:: Short problem ::
Repeat each entry exactly and drop the pictures.

:: Task inputs ::
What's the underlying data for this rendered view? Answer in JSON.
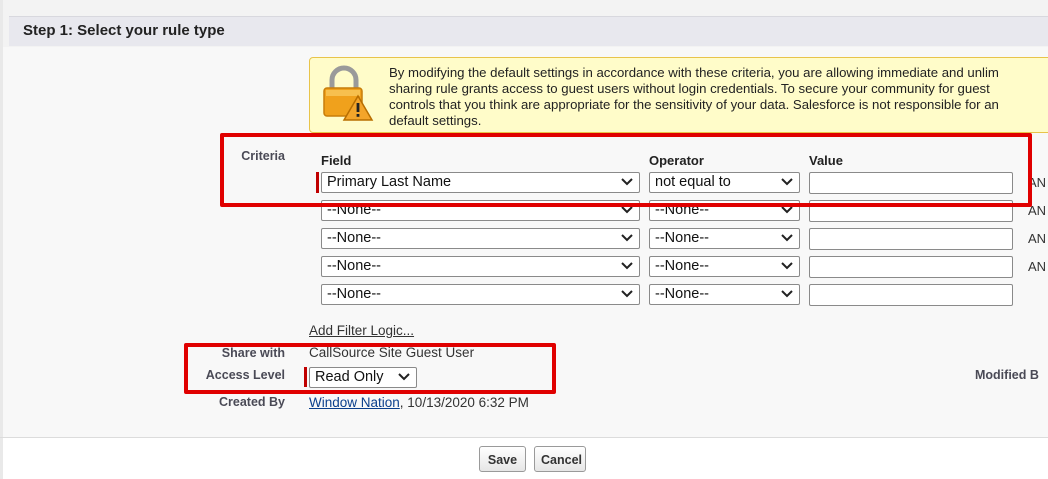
{
  "section": {
    "title": "Step 1: Select your rule type"
  },
  "warning": {
    "icon": "lock-warning-icon",
    "lines": [
      "By modifying the default settings in accordance with these criteria, you are allowing immediate and unlim",
      "sharing rule grants access to guest users without login credentials. To secure your community for guest",
      "controls that you think are appropriate for the sensitivity of your data. Salesforce is not responsible for an",
      "default settings."
    ]
  },
  "criteria": {
    "label": "Criteria",
    "headers": {
      "field": "Field",
      "operator": "Operator",
      "value": "Value"
    },
    "rows": [
      {
        "field": "Primary Last Name",
        "operator": "not equal to",
        "value": "",
        "conj": "AN"
      },
      {
        "field": "--None--",
        "operator": "--None--",
        "value": "",
        "conj": "AN"
      },
      {
        "field": "--None--",
        "operator": "--None--",
        "value": "",
        "conj": "AN"
      },
      {
        "field": "--None--",
        "operator": "--None--",
        "value": "",
        "conj": "AN"
      },
      {
        "field": "--None--",
        "operator": "--None--",
        "value": "",
        "conj": ""
      }
    ],
    "add_filter_logic": "Add Filter Logic..."
  },
  "share_with": {
    "label": "Share with",
    "value": "CallSource Site Guest User"
  },
  "access_level": {
    "label": "Access Level",
    "value": "Read Only"
  },
  "created_by": {
    "label": "Created By",
    "user": "Window Nation",
    "date": ", 10/13/2020 6:32 PM"
  },
  "modified_by": {
    "label": "Modified B"
  },
  "buttons": {
    "save": "Save",
    "cancel": "Cancel"
  },
  "colors": {
    "highlight": "#e00000",
    "required": "#c00000",
    "link": "#0b3f8c",
    "warning_bg": "#fffcc9"
  }
}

:: Correct result ::
What's the underlying data for this rendered view? Answer in JSON.
{
  "section": {
    "title": "Step 1: Select your rule type"
  },
  "warning": {
    "icon": "lock-warning-icon",
    "lines": [
      "By modifying the default settings in accordance with these criteria, you are allowing immediate and unlim",
      "sharing rule grants access to guest users without login credentials. To secure your community for guest",
      "controls that you think are appropriate for the sensitivity of your data. Salesforce is not responsible for an",
      "default settings."
    ]
  },
  "criteria": {
    "label": "Criteria",
    "headers": {
      "field": "Field",
      "operator": "Operator",
      "value": "Value"
    },
    "rows": [
      {
        "field": "Primary Last Name",
        "operator": "not equal to",
        "value": "",
        "conj": "AN"
      },
      {
        "field": "--None--",
        "operator": "--None--",
        "value": "",
        "conj": "AN"
      },
      {
        "field": "--None--",
        "operator": "--None--",
        "value": "",
        "conj": "AN"
      },
      {
        "field": "--None--",
        "operator": "--None--",
        "value": "",
        "conj": "AN"
      },
      {
        "field": "--None--",
        "operator": "--None--",
        "value": "",
        "conj": ""
      }
    ],
    "add_filter_logic": "Add Filter Logic..."
  },
  "share_with": {
    "label": "Share with",
    "value": "CallSource Site Guest User"
  },
  "access_level": {
    "label": "Access Level",
    "value": "Read Only"
  },
  "created_by": {
    "label": "Created By",
    "user": "Window Nation",
    "date": ", 10/13/2020 6:32 PM"
  },
  "modified_by": {
    "label": "Modified B"
  },
  "buttons": {
    "save": "Save",
    "cancel": "Cancel"
  },
  "colors": {
    "highlight": "#e00000",
    "required": "#c00000",
    "link": "#0b3f8c",
    "warning_bg": "#fffcc9"
  }
}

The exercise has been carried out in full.